(Saved data entries)

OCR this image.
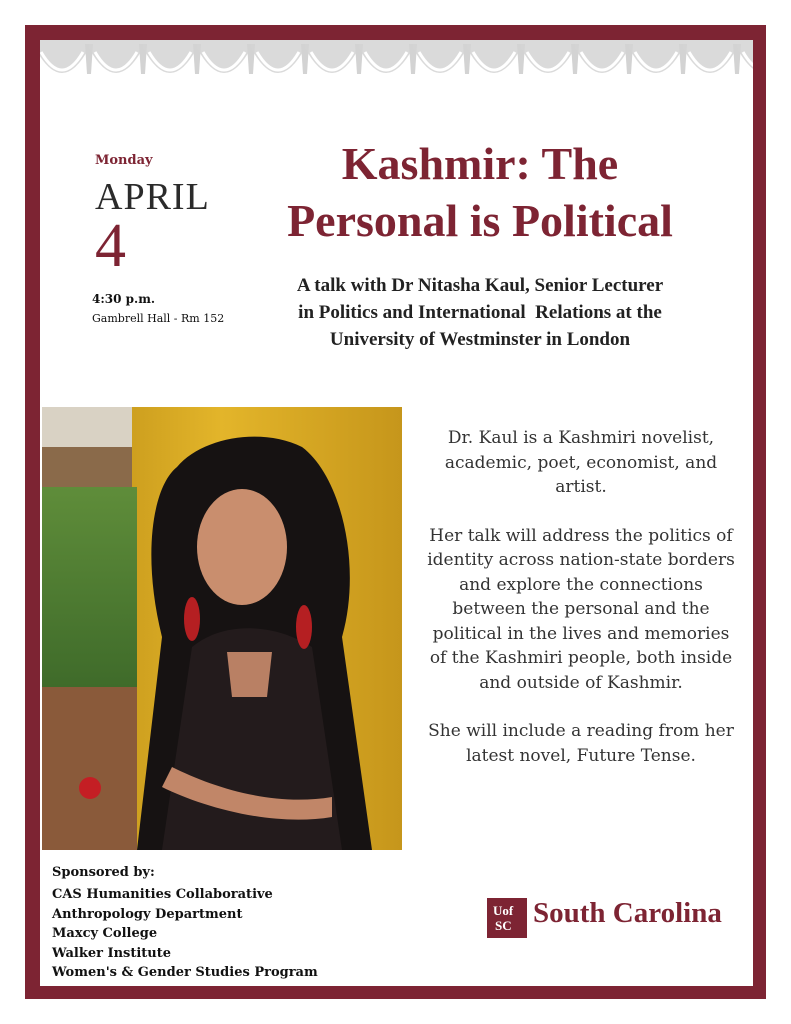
Monday
APRIL
4
4:30 p.m.
Gambrell Hall - Rm 152
Kashmir: The
Personal is Political
A talk with Dr Nitasha Kaul, Senior Lecturer
in Politics and International  Relations at the
University of Westminster in London

Dr. Kaul is a Kashmiri novelist, academic, poet, economist, and artist.

Her talk will address the politics of identity across nation-state borders and explore the connections between the personal and the political in the lives and memories of the Kashmiri people, both inside and outside of Kashmir.

She will include a reading from her latest novel, Future Tense.

Sponsored by:
CAS Humanities Collaborative
Anthropology Department
Maxcy College
Walker Institute
Women's & Gender Studies Program
Uof
SC South Carolina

- [Stated task]
State how many lines of the data include the word "Kashmiri", with nothing else.

- [Correct answer]
2